### Provided information
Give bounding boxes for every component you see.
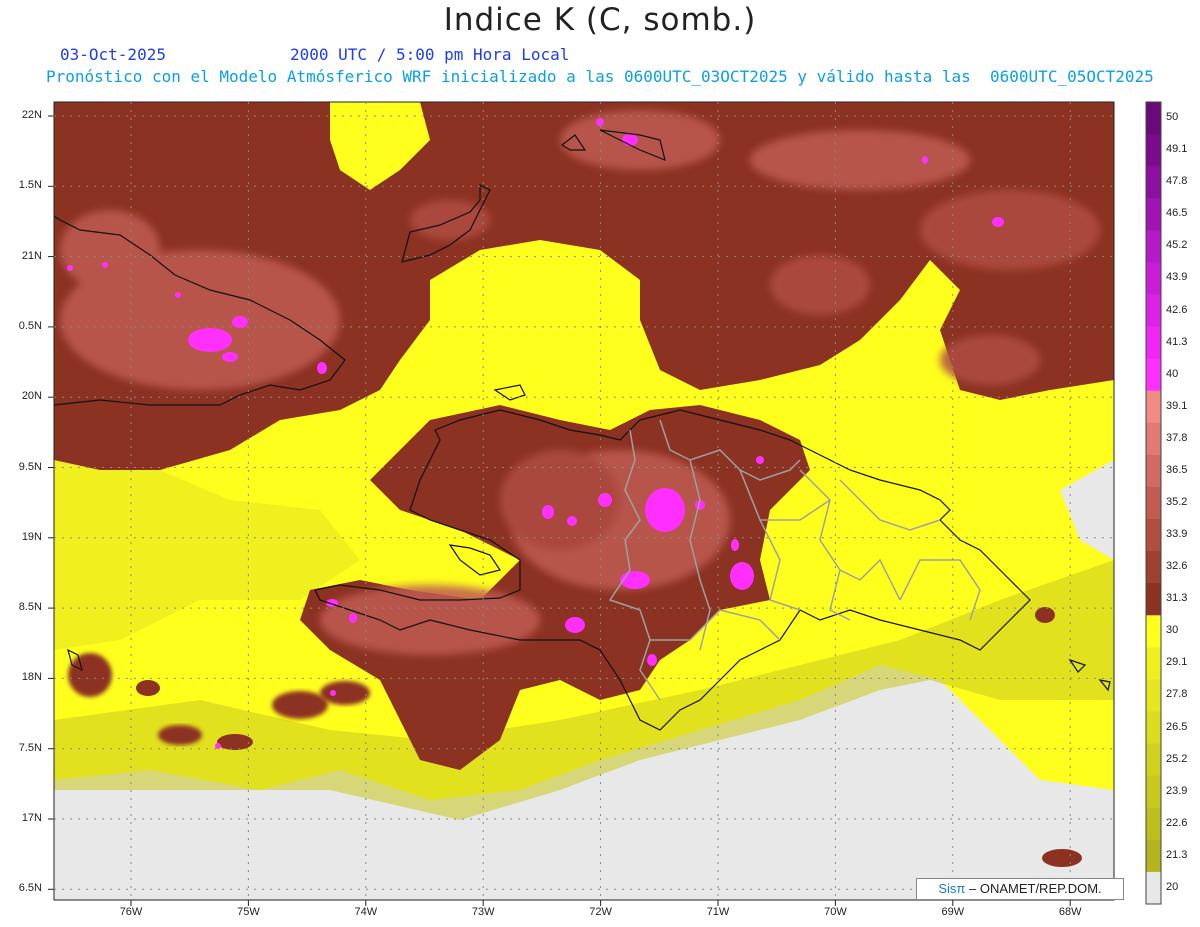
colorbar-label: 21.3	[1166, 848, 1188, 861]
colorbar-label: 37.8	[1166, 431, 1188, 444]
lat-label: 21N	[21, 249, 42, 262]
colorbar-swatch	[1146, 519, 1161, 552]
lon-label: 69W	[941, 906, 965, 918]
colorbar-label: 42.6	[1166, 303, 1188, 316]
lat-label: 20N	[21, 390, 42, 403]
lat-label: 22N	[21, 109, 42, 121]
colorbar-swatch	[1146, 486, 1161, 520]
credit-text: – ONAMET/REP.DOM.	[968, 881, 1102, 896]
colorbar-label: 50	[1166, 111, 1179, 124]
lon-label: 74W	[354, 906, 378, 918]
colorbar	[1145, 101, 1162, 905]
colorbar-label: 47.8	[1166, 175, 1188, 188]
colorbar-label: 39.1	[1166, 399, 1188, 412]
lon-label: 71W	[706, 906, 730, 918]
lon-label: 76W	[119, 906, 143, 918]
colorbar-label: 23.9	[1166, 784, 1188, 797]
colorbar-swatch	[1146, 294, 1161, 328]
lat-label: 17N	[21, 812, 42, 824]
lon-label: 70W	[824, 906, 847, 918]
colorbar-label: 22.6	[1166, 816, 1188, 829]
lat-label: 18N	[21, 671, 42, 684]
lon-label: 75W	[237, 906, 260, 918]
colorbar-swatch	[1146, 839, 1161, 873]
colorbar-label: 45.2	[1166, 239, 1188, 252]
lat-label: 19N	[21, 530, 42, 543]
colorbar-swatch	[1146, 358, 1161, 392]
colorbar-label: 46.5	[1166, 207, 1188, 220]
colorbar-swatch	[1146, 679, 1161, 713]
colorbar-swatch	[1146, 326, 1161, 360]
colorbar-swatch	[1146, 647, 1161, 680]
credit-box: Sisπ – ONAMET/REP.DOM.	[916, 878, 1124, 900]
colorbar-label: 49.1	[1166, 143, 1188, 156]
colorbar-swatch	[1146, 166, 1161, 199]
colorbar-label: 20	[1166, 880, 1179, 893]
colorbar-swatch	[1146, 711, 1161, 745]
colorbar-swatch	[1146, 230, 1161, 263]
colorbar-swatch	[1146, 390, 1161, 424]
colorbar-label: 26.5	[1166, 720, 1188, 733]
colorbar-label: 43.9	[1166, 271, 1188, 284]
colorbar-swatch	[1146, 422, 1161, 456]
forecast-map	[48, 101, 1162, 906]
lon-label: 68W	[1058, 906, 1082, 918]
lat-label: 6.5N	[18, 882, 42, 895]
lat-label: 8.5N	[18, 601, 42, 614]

### Given instruction
Return the records exactly as they appear, from the line with "848, 1188, 861]" up to and including the line with "816, 1188, 829]".

### Task solution
colorbar-label: 21.3	[1166, 848, 1188, 861]
colorbar-label: 37.8	[1166, 431, 1188, 444]
lat-label: 21N	[21, 249, 42, 262]
colorbar-swatch	[1146, 519, 1161, 552]
lon-label: 69W	[941, 906, 965, 918]
colorbar-label: 42.6	[1166, 303, 1188, 316]
lat-label: 20N	[21, 390, 42, 403]
lat-label: 22N	[21, 109, 42, 121]
colorbar-swatch	[1146, 486, 1161, 520]
credit-text: – ONAMET/REP.DOM.	[968, 881, 1102, 896]
colorbar-label: 50	[1166, 111, 1179, 124]
lon-label: 74W	[354, 906, 378, 918]
colorbar	[1145, 101, 1162, 905]
colorbar-label: 47.8	[1166, 175, 1188, 188]
colorbar-label: 39.1	[1166, 399, 1188, 412]
lon-label: 71W	[706, 906, 730, 918]
lon-label: 76W	[119, 906, 143, 918]
colorbar-label: 23.9	[1166, 784, 1188, 797]
colorbar-swatch	[1146, 294, 1161, 328]
lat-label: 17N	[21, 812, 42, 824]
lon-label: 70W	[824, 906, 847, 918]
colorbar-label: 22.6	[1166, 816, 1188, 829]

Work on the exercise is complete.